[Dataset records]
----

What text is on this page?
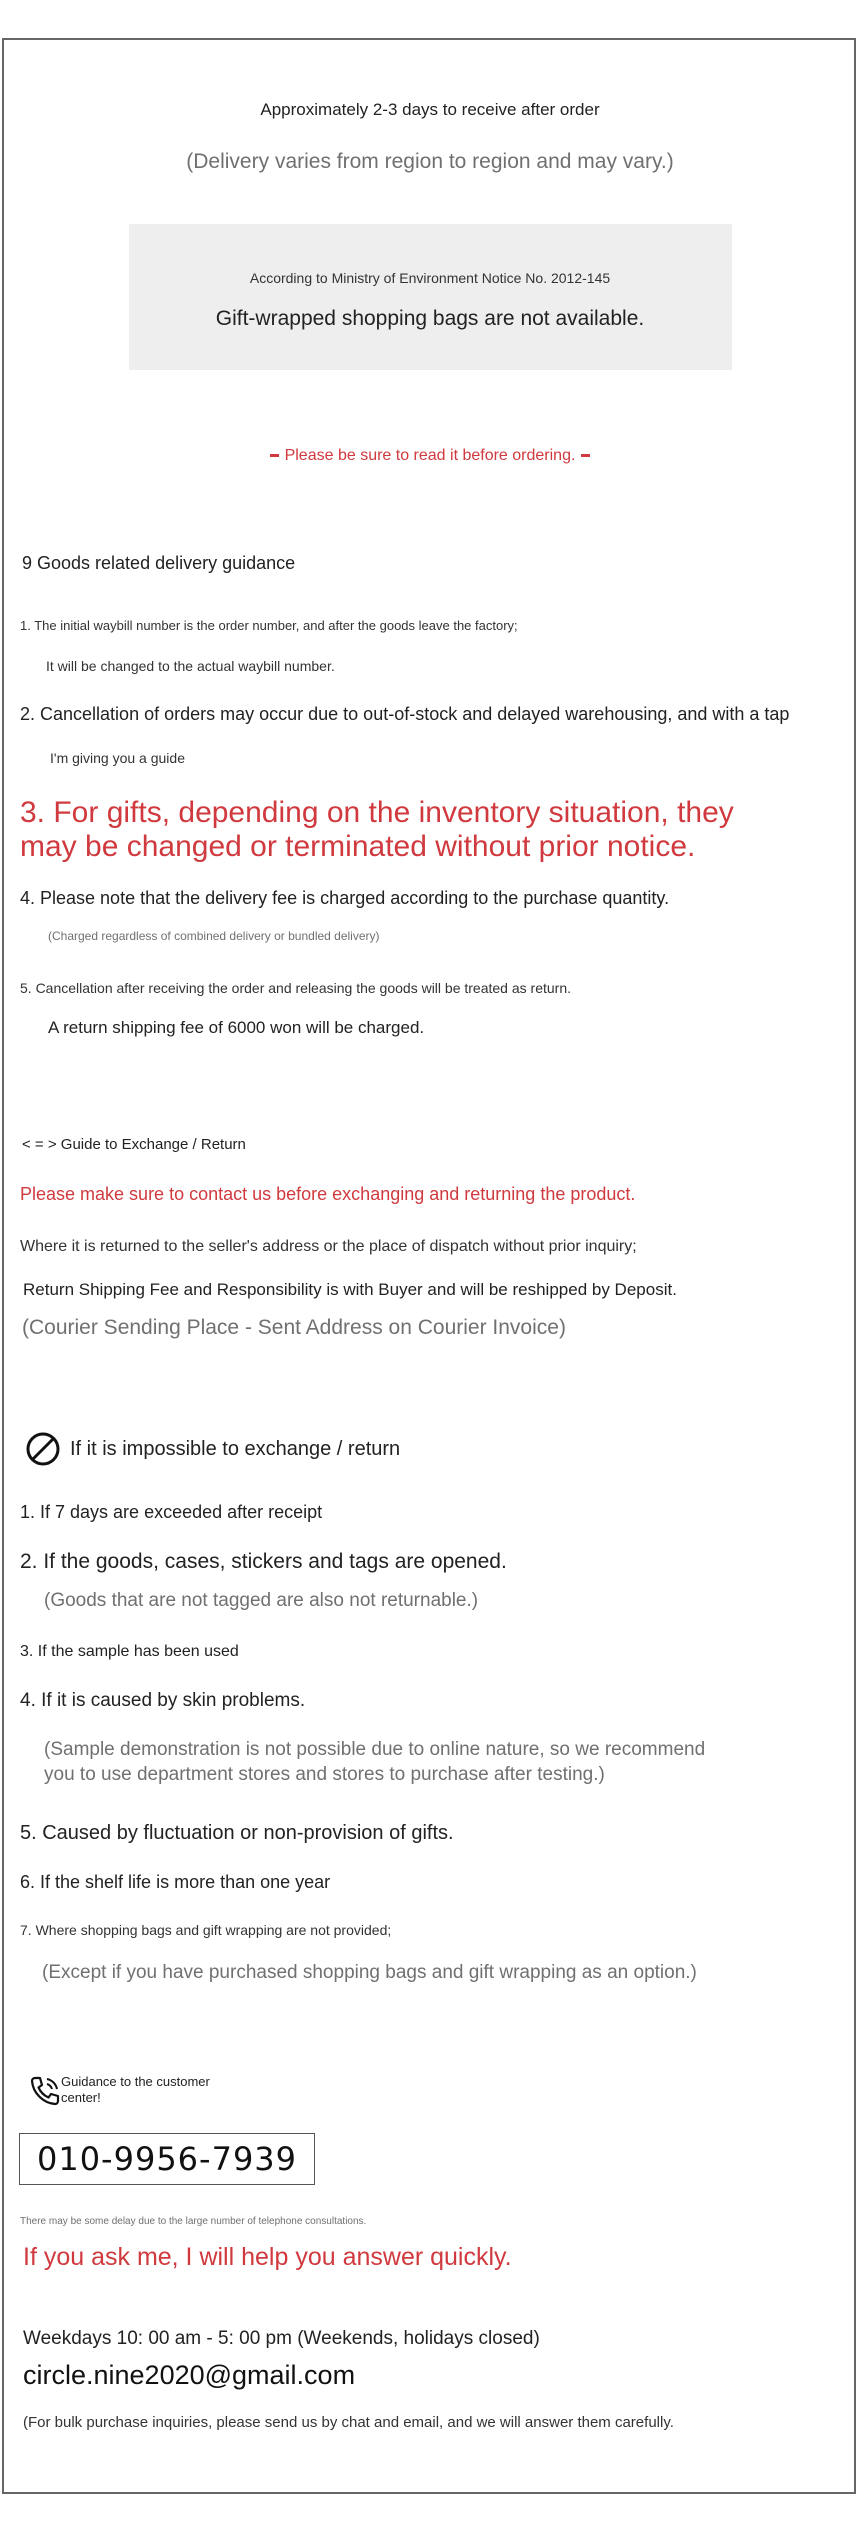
Approximately 2-3 days to receive after order
(Delivery varies from region to region and may vary.)
According to Ministry of Environment Notice No. 2012-145
Gift-wrapped shopping bags are not available.
Please be sure to read it before ordering.
9 Goods related delivery guidance
1. The initial waybill number is the order number, and after the goods leave the factory;
It will be changed to the actual waybill number.
2. Cancellation of orders may occur due to out-of-stock and delayed warehousing, and with a tap
I'm giving you a guide
3. For gifts, depending on the inventory situation, they
may be changed or terminated without prior notice.
4. Please note that the delivery fee is charged according to the purchase quantity.
(Charged regardless of combined delivery or bundled delivery)
5. Cancellation after receiving the order and releasing the goods will be treated as return.
A return shipping fee of 6000 won will be charged.
< = > Guide to Exchange / Return
Please make sure to contact us before exchanging and returning the product.
Where it is returned to the seller's address or the place of dispatch without prior inquiry;
Return Shipping Fee and Responsibility is with Buyer and will be reshipped by Deposit.
(Courier Sending Place - Sent Address on Courier Invoice)
If it is impossible to exchange / return
1. If 7 days are exceeded after receipt
2. If the goods, cases, stickers and tags are opened.
(Goods that are not tagged are also not returnable.)
3. If the sample has been used
4. If it is caused by skin problems.
(Sample demonstration is not possible due to online nature, so we recommend
you to use department stores and stores to purchase after testing.)
5. Caused by fluctuation or non-provision of gifts.
6. If the shelf life is more than one year
7. Where shopping bags and gift wrapping are not provided;
(Except if you have purchased shopping bags and gift wrapping as an option.)
Guidance to the customer
center!
010-9956-7939
There may be some delay due to the large number of telephone consultations.
If you ask me, I will help you answer quickly.
Weekdays 10: 00 am - 5: 00 pm (Weekends, holidays closed)
circle.nine2020@gmail.com
(For bulk purchase inquiries, please send us by chat and email, and we will answer them carefully.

----

**EXERCISE DIRECTIONS**
Extract every line that has the string "changed" in it.

**CORRECT RESPONSE**
It will be changed to the actual waybill number.
may be changed or terminated without prior notice.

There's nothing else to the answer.